## GIVEN PROBLEM
Tally every line of the material that includes "date", then give the tally and nothing else.

(Dataset rows about figures)
________

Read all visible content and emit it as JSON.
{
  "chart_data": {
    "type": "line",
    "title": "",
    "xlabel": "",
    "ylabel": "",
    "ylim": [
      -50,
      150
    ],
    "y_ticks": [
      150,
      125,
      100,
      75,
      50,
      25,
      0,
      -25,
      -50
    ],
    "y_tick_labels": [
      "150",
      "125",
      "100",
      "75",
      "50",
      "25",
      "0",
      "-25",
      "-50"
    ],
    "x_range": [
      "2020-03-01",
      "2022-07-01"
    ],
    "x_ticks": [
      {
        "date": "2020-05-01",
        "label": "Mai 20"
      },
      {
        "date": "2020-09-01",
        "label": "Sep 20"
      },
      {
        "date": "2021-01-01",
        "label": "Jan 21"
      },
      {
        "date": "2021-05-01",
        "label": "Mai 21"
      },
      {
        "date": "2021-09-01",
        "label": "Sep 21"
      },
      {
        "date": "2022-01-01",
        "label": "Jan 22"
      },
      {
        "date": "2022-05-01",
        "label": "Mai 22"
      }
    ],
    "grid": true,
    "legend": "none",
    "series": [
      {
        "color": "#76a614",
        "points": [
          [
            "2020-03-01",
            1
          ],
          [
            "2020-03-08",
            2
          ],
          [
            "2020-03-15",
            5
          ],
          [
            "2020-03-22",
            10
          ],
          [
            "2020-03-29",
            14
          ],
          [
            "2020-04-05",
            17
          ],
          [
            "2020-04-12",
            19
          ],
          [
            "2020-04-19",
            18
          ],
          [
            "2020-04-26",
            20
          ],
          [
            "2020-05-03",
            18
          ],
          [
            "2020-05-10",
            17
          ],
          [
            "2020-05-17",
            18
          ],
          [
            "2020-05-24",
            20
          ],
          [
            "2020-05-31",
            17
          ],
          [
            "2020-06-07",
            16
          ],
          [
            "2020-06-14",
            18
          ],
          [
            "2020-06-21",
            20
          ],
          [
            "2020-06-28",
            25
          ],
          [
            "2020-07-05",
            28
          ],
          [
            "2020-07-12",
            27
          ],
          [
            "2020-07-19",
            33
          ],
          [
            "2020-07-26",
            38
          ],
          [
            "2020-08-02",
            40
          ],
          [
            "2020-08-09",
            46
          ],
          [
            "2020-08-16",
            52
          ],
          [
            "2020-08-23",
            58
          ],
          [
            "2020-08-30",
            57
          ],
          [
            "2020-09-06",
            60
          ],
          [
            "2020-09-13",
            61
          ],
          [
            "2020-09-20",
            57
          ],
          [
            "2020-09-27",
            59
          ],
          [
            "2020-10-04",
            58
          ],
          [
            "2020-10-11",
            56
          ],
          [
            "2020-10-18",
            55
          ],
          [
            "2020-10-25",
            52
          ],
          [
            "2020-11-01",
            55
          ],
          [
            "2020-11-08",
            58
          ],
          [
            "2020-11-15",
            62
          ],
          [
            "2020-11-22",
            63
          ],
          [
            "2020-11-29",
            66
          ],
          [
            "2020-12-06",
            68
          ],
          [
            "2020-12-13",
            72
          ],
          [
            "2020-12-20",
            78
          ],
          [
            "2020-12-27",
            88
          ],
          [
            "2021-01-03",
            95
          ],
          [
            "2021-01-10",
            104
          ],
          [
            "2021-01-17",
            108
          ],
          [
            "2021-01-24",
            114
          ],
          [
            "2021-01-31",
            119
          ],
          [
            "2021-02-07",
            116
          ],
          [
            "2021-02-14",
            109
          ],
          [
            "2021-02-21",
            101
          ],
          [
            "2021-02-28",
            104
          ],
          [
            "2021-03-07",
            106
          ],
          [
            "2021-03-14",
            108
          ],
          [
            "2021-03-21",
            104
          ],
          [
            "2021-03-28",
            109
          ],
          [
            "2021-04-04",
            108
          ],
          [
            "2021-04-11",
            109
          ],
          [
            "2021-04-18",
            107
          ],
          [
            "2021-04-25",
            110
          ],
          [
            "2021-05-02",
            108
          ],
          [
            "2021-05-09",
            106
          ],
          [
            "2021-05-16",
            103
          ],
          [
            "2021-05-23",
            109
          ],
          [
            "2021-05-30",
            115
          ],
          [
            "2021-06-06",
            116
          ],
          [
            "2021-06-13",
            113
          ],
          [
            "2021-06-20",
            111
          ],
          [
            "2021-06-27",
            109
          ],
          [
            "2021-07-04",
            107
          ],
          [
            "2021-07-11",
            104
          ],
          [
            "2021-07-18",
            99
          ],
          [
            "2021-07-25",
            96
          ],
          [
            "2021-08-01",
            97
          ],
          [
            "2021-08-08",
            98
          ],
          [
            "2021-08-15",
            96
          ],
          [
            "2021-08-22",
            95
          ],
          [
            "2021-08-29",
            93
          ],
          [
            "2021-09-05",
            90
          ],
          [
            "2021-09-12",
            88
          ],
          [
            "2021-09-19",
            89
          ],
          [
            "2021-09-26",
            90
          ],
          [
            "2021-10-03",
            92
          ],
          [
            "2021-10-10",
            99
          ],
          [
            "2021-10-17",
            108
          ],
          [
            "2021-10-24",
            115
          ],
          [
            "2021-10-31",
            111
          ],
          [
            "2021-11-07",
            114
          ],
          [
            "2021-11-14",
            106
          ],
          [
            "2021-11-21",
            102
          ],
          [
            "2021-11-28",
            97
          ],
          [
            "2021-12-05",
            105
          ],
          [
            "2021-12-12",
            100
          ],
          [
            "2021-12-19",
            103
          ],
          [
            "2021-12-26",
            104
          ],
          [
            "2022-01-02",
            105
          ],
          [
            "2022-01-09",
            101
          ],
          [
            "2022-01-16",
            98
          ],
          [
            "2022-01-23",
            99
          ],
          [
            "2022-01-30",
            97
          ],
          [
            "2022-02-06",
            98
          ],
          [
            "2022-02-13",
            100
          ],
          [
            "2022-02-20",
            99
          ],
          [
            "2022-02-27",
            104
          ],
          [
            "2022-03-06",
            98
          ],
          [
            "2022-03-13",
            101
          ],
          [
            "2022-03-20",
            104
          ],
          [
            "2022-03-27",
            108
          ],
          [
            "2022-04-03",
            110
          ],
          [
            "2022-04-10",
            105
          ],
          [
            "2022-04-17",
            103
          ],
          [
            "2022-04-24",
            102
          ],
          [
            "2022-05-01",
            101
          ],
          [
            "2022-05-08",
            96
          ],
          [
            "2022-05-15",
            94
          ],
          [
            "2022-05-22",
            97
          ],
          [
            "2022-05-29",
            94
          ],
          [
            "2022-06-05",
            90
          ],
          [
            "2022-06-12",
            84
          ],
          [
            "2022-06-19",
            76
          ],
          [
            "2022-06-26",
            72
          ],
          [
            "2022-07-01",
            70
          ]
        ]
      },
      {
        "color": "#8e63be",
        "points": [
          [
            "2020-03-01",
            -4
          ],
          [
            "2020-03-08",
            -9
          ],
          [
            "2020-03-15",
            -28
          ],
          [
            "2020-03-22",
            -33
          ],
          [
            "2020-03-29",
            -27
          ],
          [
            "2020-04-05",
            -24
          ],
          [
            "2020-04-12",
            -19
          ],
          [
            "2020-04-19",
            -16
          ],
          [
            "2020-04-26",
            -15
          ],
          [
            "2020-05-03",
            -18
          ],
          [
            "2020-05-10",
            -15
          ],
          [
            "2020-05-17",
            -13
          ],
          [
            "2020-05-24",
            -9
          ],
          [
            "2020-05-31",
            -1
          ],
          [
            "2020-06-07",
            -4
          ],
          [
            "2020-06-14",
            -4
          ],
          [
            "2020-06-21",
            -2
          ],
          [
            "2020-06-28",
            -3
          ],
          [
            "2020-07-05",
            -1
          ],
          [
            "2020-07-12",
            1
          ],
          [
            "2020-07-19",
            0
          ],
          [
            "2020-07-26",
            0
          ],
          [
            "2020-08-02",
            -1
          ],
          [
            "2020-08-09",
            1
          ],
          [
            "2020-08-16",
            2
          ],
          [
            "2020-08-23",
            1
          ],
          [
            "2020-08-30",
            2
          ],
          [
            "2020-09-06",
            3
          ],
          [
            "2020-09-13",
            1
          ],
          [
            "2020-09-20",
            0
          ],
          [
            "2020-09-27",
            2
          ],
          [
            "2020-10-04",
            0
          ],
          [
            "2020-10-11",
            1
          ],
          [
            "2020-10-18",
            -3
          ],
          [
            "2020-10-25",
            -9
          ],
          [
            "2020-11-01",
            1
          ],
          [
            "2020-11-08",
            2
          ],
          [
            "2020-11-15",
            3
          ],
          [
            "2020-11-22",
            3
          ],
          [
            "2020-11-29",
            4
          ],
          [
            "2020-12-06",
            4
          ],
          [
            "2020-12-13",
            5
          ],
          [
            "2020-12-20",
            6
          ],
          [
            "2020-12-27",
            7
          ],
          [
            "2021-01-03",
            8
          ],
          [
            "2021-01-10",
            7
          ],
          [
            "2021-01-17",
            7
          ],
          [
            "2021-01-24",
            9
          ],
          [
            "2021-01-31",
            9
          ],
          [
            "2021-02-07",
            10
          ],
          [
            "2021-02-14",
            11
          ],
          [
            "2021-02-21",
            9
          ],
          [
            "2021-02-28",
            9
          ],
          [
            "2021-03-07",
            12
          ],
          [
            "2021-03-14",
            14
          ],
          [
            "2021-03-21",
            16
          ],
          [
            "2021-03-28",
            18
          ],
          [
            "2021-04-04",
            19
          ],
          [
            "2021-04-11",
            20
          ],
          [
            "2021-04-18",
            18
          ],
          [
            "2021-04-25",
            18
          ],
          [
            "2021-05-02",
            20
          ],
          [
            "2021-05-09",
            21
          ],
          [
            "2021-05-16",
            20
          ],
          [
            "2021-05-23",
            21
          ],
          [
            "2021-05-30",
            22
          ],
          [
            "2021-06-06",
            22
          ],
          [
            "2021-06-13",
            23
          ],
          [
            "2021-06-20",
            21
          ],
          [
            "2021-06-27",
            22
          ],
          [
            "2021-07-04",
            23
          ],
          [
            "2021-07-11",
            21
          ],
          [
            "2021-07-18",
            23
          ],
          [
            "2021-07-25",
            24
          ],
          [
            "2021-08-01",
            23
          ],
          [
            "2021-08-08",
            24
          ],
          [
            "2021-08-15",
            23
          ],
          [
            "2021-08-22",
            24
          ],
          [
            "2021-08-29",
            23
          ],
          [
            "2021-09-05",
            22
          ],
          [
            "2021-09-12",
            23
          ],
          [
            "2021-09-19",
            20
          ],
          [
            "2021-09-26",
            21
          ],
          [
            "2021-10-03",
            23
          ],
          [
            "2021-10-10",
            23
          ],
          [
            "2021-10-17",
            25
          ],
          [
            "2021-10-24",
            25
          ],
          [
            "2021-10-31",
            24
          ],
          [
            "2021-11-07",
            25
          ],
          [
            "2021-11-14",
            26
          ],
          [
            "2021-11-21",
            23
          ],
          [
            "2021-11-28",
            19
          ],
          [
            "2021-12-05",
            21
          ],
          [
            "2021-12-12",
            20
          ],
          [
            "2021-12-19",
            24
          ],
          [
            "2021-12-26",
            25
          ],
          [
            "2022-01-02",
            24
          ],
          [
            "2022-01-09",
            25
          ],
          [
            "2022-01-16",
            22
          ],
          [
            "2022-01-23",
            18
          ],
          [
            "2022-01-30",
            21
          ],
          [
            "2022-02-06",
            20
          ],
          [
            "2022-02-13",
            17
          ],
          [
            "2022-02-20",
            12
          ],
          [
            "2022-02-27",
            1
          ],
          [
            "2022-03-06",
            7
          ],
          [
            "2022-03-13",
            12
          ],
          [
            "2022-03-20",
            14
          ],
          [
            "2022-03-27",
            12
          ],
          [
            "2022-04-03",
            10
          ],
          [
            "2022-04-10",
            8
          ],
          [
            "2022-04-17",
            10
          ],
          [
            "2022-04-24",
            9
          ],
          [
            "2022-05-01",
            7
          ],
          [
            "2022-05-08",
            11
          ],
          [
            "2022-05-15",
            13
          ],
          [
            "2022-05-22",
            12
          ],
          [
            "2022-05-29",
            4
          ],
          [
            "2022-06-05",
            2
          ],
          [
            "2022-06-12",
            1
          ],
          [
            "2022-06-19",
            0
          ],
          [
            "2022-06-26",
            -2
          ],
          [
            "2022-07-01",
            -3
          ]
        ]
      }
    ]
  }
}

________

## SOLUTION TO THIS EXERCISE
7